-------- Input for this task

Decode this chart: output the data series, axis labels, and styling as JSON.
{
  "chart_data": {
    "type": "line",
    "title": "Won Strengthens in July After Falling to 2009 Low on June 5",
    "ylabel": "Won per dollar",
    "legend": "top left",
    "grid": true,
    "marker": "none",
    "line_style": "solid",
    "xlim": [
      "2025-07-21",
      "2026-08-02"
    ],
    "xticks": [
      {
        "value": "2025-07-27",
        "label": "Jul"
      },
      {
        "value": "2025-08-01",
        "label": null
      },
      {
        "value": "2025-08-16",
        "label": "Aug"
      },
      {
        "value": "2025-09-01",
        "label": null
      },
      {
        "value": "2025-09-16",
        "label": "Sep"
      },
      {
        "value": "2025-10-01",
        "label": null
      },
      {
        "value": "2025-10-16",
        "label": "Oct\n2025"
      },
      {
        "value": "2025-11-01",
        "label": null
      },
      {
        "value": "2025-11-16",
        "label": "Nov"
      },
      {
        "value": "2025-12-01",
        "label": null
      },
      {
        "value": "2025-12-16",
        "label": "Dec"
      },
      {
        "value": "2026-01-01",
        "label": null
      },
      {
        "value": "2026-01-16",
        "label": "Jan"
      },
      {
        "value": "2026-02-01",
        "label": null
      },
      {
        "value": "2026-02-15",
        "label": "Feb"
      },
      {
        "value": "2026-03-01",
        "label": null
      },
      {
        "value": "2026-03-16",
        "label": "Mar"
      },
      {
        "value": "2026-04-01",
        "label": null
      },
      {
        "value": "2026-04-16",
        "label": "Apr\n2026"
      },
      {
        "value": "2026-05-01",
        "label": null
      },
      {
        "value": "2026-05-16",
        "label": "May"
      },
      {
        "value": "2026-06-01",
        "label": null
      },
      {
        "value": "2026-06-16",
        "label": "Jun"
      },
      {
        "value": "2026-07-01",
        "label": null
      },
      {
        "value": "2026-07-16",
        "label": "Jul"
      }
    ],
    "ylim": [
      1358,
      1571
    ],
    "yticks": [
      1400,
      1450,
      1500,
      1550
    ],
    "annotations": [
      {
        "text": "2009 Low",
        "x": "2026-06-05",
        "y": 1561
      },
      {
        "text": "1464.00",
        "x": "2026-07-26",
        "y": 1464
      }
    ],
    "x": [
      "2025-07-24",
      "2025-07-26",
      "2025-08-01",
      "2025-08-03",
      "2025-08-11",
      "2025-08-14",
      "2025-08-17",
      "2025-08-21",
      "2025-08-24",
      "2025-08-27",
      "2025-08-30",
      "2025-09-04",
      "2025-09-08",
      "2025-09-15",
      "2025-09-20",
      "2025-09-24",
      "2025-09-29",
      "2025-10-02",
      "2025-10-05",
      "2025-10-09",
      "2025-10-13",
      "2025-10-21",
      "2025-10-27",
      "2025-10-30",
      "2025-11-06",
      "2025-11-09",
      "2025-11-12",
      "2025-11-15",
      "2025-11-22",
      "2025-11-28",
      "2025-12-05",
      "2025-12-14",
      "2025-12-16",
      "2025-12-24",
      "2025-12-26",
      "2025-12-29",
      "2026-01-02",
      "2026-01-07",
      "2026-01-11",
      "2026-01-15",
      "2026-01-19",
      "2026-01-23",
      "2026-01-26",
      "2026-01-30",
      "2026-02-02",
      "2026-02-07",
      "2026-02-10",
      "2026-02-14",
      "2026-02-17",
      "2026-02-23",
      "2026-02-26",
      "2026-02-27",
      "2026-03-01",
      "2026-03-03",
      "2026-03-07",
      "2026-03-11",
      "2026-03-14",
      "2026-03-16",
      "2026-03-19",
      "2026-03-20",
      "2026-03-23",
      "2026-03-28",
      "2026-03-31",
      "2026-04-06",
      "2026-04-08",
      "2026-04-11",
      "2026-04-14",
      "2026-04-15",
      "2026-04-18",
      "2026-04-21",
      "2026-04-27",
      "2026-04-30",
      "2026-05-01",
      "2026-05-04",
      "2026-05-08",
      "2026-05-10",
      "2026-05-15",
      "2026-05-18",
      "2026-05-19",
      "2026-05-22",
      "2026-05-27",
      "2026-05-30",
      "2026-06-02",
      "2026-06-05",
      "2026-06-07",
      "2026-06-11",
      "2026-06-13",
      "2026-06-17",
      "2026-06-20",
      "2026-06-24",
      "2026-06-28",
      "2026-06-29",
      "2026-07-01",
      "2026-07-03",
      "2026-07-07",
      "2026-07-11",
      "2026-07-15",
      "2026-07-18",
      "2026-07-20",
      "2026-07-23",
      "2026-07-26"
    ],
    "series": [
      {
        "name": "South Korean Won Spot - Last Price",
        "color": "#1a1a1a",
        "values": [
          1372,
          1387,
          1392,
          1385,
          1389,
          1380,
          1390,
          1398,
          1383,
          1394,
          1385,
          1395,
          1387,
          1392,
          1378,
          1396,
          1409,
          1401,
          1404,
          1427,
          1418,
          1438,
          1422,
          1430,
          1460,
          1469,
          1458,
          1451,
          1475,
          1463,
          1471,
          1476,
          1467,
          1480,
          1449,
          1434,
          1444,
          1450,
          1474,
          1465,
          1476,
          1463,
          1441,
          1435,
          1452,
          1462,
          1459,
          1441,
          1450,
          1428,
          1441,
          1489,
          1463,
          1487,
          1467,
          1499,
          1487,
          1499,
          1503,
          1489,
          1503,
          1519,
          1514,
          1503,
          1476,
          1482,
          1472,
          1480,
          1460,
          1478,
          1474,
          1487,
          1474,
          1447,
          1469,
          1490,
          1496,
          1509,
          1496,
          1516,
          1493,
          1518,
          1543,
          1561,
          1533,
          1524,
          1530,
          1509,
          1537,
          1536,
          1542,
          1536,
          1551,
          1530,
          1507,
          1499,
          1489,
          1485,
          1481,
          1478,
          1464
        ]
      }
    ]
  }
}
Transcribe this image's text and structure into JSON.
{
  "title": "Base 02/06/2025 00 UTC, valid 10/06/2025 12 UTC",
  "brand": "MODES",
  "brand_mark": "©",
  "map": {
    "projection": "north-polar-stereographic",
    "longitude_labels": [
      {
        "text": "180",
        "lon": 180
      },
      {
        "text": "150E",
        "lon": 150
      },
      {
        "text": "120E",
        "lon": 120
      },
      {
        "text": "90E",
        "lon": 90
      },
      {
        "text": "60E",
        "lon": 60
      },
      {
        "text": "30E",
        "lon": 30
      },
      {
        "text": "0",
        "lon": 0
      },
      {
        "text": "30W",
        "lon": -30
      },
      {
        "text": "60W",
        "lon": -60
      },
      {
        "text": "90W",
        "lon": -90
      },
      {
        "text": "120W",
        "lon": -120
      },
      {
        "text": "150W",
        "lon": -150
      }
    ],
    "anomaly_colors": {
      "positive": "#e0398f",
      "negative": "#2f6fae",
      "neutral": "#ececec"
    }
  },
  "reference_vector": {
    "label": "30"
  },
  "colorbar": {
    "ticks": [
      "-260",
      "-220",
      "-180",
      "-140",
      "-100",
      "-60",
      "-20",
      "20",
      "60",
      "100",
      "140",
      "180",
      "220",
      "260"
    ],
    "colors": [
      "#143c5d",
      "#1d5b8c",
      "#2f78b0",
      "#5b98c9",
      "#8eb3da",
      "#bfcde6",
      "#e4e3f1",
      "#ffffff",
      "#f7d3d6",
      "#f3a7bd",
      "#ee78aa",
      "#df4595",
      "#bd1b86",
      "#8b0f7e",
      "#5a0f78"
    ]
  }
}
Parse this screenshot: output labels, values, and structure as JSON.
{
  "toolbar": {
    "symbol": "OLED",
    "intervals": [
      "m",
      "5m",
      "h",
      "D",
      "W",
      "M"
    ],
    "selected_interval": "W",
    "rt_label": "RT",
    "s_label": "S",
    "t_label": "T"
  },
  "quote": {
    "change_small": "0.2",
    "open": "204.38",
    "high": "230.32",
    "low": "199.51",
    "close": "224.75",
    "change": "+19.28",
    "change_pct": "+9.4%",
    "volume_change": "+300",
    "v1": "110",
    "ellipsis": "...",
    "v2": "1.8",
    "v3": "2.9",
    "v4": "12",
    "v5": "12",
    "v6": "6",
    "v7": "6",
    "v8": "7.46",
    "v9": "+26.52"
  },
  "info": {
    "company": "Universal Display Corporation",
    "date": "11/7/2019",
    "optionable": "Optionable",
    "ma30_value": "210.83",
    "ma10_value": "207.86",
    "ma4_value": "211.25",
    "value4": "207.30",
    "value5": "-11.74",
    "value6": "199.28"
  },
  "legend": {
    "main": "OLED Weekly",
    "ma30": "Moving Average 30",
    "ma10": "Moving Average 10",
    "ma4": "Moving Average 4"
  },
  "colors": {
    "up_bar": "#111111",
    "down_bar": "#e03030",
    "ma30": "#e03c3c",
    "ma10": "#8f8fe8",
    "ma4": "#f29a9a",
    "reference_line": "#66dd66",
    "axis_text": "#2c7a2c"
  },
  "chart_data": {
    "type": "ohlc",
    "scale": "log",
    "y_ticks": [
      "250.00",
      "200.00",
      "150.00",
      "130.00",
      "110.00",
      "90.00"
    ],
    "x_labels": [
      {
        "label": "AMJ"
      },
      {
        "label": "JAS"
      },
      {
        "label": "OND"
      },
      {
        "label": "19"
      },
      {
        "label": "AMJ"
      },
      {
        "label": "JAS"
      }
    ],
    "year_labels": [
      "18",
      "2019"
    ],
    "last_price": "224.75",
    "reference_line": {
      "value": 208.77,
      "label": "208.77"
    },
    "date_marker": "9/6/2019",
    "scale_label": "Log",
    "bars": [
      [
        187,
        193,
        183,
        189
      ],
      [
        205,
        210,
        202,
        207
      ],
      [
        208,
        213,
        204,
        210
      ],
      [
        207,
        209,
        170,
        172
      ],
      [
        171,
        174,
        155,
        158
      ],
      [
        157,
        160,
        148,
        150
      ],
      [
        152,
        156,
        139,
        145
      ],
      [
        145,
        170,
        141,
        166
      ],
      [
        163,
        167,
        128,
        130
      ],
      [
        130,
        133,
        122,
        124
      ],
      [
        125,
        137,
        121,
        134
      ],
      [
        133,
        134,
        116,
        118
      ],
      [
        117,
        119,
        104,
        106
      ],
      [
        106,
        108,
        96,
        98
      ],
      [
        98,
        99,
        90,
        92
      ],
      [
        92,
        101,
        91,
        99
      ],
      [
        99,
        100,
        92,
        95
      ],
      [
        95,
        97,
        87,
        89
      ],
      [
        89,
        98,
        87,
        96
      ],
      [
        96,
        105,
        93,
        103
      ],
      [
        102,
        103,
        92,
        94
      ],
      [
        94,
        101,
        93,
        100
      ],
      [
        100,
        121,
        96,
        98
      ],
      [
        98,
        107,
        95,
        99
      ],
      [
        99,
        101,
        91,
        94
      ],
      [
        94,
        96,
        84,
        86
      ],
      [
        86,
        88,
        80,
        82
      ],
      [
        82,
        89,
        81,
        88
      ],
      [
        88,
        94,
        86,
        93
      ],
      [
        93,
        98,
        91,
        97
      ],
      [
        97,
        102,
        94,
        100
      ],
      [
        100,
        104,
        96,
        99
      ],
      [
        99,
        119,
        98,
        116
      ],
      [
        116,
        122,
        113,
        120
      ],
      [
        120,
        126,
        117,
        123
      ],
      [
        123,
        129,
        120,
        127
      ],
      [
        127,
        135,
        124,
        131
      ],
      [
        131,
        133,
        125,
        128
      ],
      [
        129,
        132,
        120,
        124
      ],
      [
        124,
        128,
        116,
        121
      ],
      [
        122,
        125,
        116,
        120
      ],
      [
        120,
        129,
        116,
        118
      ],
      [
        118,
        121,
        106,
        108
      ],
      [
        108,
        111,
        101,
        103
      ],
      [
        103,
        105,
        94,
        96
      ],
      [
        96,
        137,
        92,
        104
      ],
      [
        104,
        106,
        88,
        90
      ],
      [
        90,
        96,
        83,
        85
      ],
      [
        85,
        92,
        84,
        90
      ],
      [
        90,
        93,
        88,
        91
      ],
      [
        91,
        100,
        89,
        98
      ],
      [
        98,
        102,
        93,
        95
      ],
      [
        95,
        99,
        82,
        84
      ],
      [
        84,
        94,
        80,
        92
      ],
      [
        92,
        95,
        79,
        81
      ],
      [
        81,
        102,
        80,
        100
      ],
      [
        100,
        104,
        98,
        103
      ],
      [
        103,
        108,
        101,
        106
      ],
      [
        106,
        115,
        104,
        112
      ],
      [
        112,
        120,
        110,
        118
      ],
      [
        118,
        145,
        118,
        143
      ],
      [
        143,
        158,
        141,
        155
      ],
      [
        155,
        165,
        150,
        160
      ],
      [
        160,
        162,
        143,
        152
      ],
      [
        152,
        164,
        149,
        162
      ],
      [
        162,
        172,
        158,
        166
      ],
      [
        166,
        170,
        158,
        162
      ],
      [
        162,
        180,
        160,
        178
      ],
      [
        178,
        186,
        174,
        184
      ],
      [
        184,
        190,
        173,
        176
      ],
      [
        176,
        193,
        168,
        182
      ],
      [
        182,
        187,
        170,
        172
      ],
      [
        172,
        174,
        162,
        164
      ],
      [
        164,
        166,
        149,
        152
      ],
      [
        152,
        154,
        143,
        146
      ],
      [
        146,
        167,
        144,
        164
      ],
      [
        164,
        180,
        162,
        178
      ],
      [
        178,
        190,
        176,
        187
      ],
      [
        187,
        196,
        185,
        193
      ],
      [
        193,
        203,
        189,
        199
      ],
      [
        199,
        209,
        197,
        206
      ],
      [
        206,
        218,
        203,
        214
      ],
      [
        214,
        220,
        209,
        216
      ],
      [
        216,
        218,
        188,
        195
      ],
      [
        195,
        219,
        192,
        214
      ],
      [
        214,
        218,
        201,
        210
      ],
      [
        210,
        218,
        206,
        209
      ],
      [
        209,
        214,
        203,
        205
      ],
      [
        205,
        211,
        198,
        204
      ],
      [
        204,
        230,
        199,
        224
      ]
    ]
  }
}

----------------

Within the records above, how many lines include the word "values"? State the number by itself.

2